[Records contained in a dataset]
============

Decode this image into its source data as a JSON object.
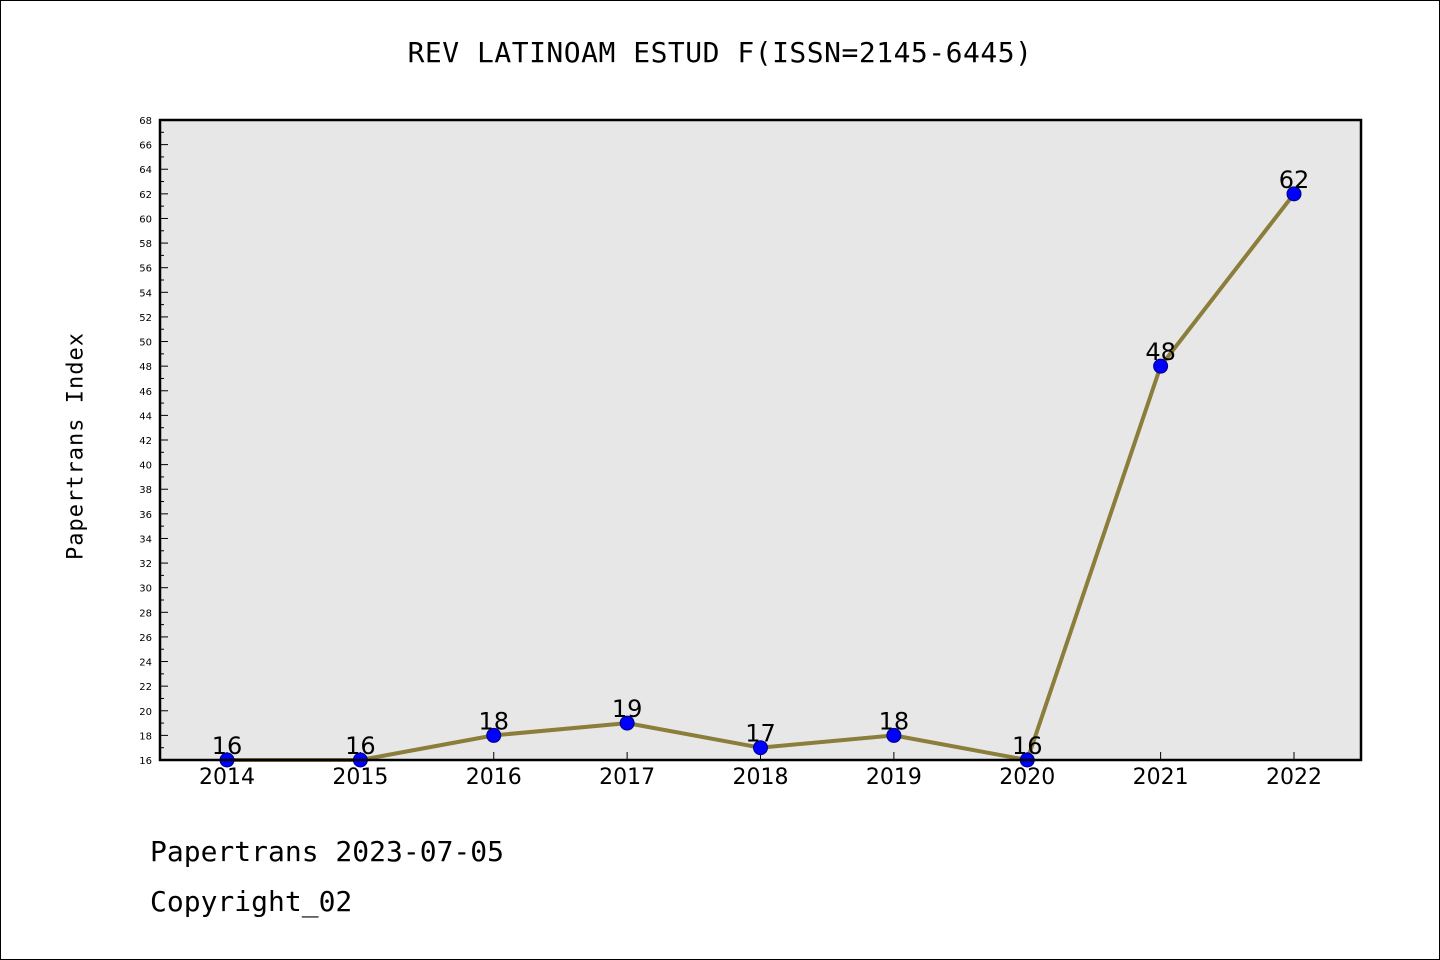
{
  "page": {
    "title": "REV LATINOAM ESTUD F(ISSN=2145-6445)",
    "footer_line1": "Papertrans 2023-07-05",
    "footer_line2": "Copyright_02"
  },
  "chart_data": {
    "type": "line",
    "title": "REV LATINOAM ESTUD F(ISSN=2145-6445)",
    "xlabel": "",
    "ylabel": "Papertrans Index",
    "categories": [
      "2014",
      "2015",
      "2016",
      "2017",
      "2018",
      "2019",
      "2020",
      "2021",
      "2022"
    ],
    "series": [
      {
        "values": [
          16,
          16,
          18,
          19,
          17,
          18,
          16,
          48,
          62
        ]
      }
    ],
    "data_labels": [
      "16",
      "16",
      "18",
      "19",
      "17",
      "18",
      "16",
      "48",
      "62"
    ],
    "ylim": [
      16,
      68
    ],
    "yticks": [
      16,
      18,
      20,
      22,
      24,
      26,
      28,
      30,
      32,
      34,
      36,
      38,
      40,
      42,
      44,
      46,
      48,
      50,
      52,
      54,
      56,
      58,
      60,
      62,
      64,
      66,
      68
    ],
    "grid": false,
    "legend": "none",
    "colors": {
      "line": "#8B7D3A",
      "marker_fill": "#0000FF",
      "marker_stroke": "#000080",
      "plot_background": "#E7E7E7"
    }
  }
}
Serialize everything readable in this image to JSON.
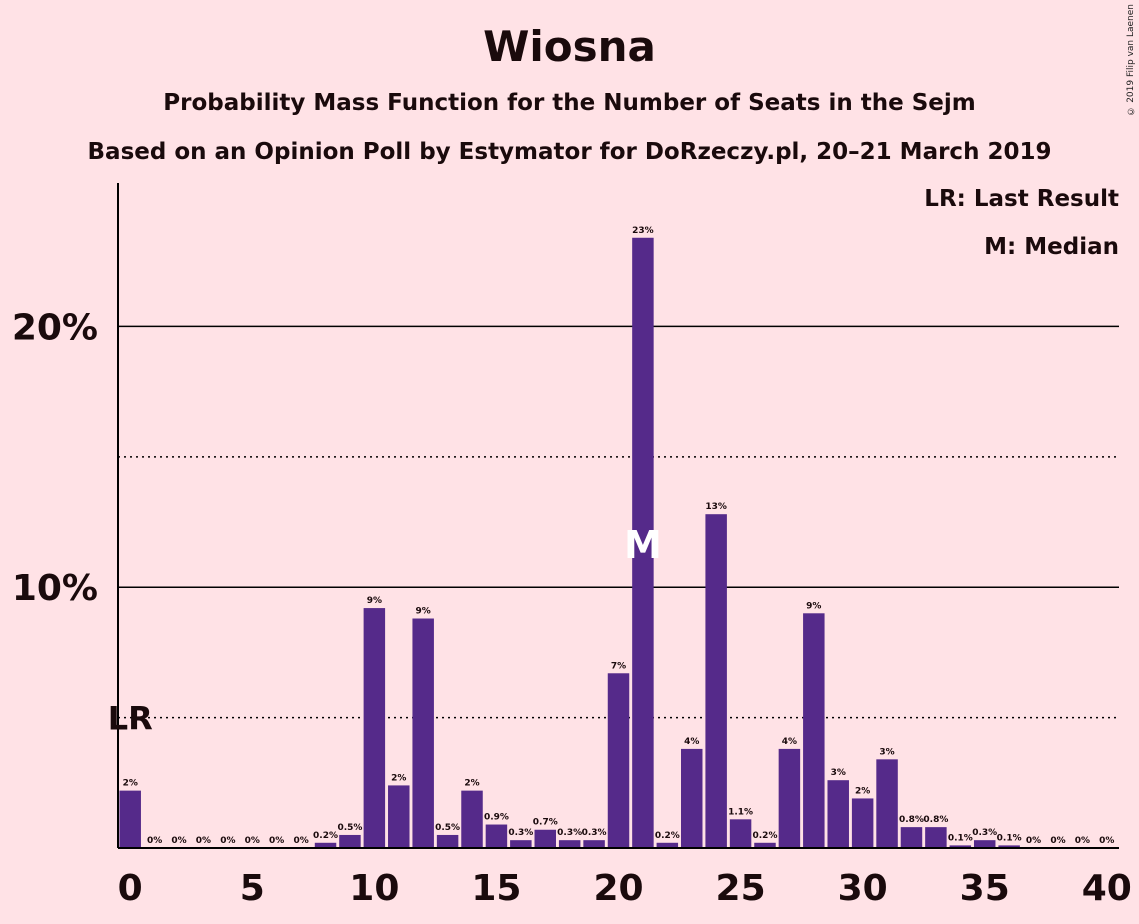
{
  "header": {
    "title": "Wiosna",
    "subtitle1": "Probability Mass Function for the Number of Seats in the Sejm",
    "subtitle2": "Based on an Opinion Poll by Estymator for DoRzeczy.pl, 20–21 March 2019",
    "copyright": "© 2019 Filip van Laenen"
  },
  "legend": {
    "last_result": "LR: Last Result",
    "median": "M: Median"
  },
  "colors": {
    "background": "#FFE2E6",
    "bar": "#552A8A",
    "text": "#1a0a0c"
  },
  "chart_data": {
    "type": "bar",
    "x": [
      0,
      1,
      2,
      3,
      4,
      5,
      6,
      7,
      8,
      9,
      10,
      11,
      12,
      13,
      14,
      15,
      16,
      17,
      18,
      19,
      20,
      21,
      22,
      23,
      24,
      25,
      26,
      27,
      28,
      29,
      30,
      31,
      32,
      33,
      34,
      35,
      36,
      37,
      38,
      39,
      40
    ],
    "values": [
      2.2,
      0,
      0,
      0,
      0,
      0,
      0,
      0,
      0.2,
      0.5,
      9.2,
      2.4,
      8.8,
      0.5,
      2.2,
      0.9,
      0.3,
      0.7,
      0.3,
      0.3,
      6.7,
      23.4,
      0.2,
      3.8,
      12.8,
      1.1,
      0.2,
      3.8,
      9.0,
      2.6,
      1.9,
      3.4,
      0.8,
      0.8,
      0.1,
      0.3,
      0.1,
      0,
      0,
      0,
      0
    ],
    "labels": [
      "2%",
      "0%",
      "0%",
      "0%",
      "0%",
      "0%",
      "0%",
      "0%",
      "0.2%",
      "0.5%",
      "9%",
      "2%",
      "9%",
      "0.5%",
      "2%",
      "0.9%",
      "0.3%",
      "0.7%",
      "0.3%",
      "0.3%",
      "7%",
      "23%",
      "0.2%",
      "4%",
      "13%",
      "1.1%",
      "0.2%",
      "4%",
      "9%",
      "3%",
      "2%",
      "3%",
      "0.8%",
      "0.8%",
      "0.1%",
      "0.3%",
      "0.1%",
      "0%",
      "0%",
      "0%",
      "0%"
    ],
    "xticks": [
      0,
      5,
      10,
      15,
      20,
      25,
      30,
      35,
      40
    ],
    "yticks": [
      {
        "value": 10,
        "label": "10%"
      },
      {
        "value": 20,
        "label": "20%"
      }
    ],
    "dotted_lines": [
      5,
      15
    ],
    "ylim": [
      0,
      25.5
    ],
    "xlim": [
      -0.5,
      40.5
    ],
    "last_result": {
      "seat": 0,
      "label": "LR"
    },
    "median": {
      "seat": 21,
      "label": "M"
    },
    "grid": true
  }
}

============

What this task involves: Leave out the pictures and print each record exactly as it stands.

Finished exercise:
Decode this image into its source data as a JSON object.
{
  "page": {
    "title": "REV LATINOAM ESTUD F(ISSN=2145-6445)",
    "footer_line1": "Papertrans 2023-07-05",
    "footer_line2": "Copyright_02"
  },
  "chart_data": {
    "type": "line",
    "title": "REV LATINOAM ESTUD F(ISSN=2145-6445)",
    "xlabel": "",
    "ylabel": "Papertrans Index",
    "categories": [
      "2014",
      "2015",
      "2016",
      "2017",
      "2018",
      "2019",
      "2020",
      "2021",
      "2022"
    ],
    "series": [
      {
        "values": [
          16,
          16,
          18,
          19,
          17,
          18,
          16,
          48,
          62
        ]
      }
    ],
    "data_labels": [
      "16",
      "16",
      "18",
      "19",
      "17",
      "18",
      "16",
      "48",
      "62"
    ],
    "ylim": [
      16,
      68
    ],
    "yticks": [
      16,
      18,
      20,
      22,
      24,
      26,
      28,
      30,
      32,
      34,
      36,
      38,
      40,
      42,
      44,
      46,
      48,
      50,
      52,
      54,
      56,
      58,
      60,
      62,
      64,
      66,
      68
    ],
    "grid": false,
    "legend": "none",
    "colors": {
      "line": "#8B7D3A",
      "marker_fill": "#0000FF",
      "marker_stroke": "#000080",
      "plot_background": "#E7E7E7"
    }
  }
}
Serialize everything readable in this image to JSON.
{
  "header": {
    "title": "Wiosna",
    "subtitle1": "Probability Mass Function for the Number of Seats in the Sejm",
    "subtitle2": "Based on an Opinion Poll by Estymator for DoRzeczy.pl, 20–21 March 2019",
    "copyright": "© 2019 Filip van Laenen"
  },
  "legend": {
    "last_result": "LR: Last Result",
    "median": "M: Median"
  },
  "colors": {
    "background": "#FFE2E6",
    "bar": "#552A8A",
    "text": "#1a0a0c"
  },
  "chart_data": {
    "type": "bar",
    "x": [
      0,
      1,
      2,
      3,
      4,
      5,
      6,
      7,
      8,
      9,
      10,
      11,
      12,
      13,
      14,
      15,
      16,
      17,
      18,
      19,
      20,
      21,
      22,
      23,
      24,
      25,
      26,
      27,
      28,
      29,
      30,
      31,
      32,
      33,
      34,
      35,
      36,
      37,
      38,
      39,
      40
    ],
    "values": [
      2.2,
      0,
      0,
      0,
      0,
      0,
      0,
      0,
      0.2,
      0.5,
      9.2,
      2.4,
      8.8,
      0.5,
      2.2,
      0.9,
      0.3,
      0.7,
      0.3,
      0.3,
      6.7,
      23.4,
      0.2,
      3.8,
      12.8,
      1.1,
      0.2,
      3.8,
      9.0,
      2.6,
      1.9,
      3.4,
      0.8,
      0.8,
      0.1,
      0.3,
      0.1,
      0,
      0,
      0,
      0
    ],
    "labels": [
      "2%",
      "0%",
      "0%",
      "0%",
      "0%",
      "0%",
      "0%",
      "0%",
      "0.2%",
      "0.5%",
      "9%",
      "2%",
      "9%",
      "0.5%",
      "2%",
      "0.9%",
      "0.3%",
      "0.7%",
      "0.3%",
      "0.3%",
      "7%",
      "23%",
      "0.2%",
      "4%",
      "13%",
      "1.1%",
      "0.2%",
      "4%",
      "9%",
      "3%",
      "2%",
      "3%",
      "0.8%",
      "0.8%",
      "0.1%",
      "0.3%",
      "0.1%",
      "0%",
      "0%",
      "0%",
      "0%"
    ],
    "xticks": [
      0,
      5,
      10,
      15,
      20,
      25,
      30,
      35,
      40
    ],
    "yticks": [
      {
        "value": 10,
        "label": "10%"
      },
      {
        "value": 20,
        "label": "20%"
      }
    ],
    "dotted_lines": [
      5,
      15
    ],
    "ylim": [
      0,
      25.5
    ],
    "xlim": [
      -0.5,
      40.5
    ],
    "last_result": {
      "seat": 0,
      "label": "LR"
    },
    "median": {
      "seat": 21,
      "label": "M"
    },
    "grid": true
  }
}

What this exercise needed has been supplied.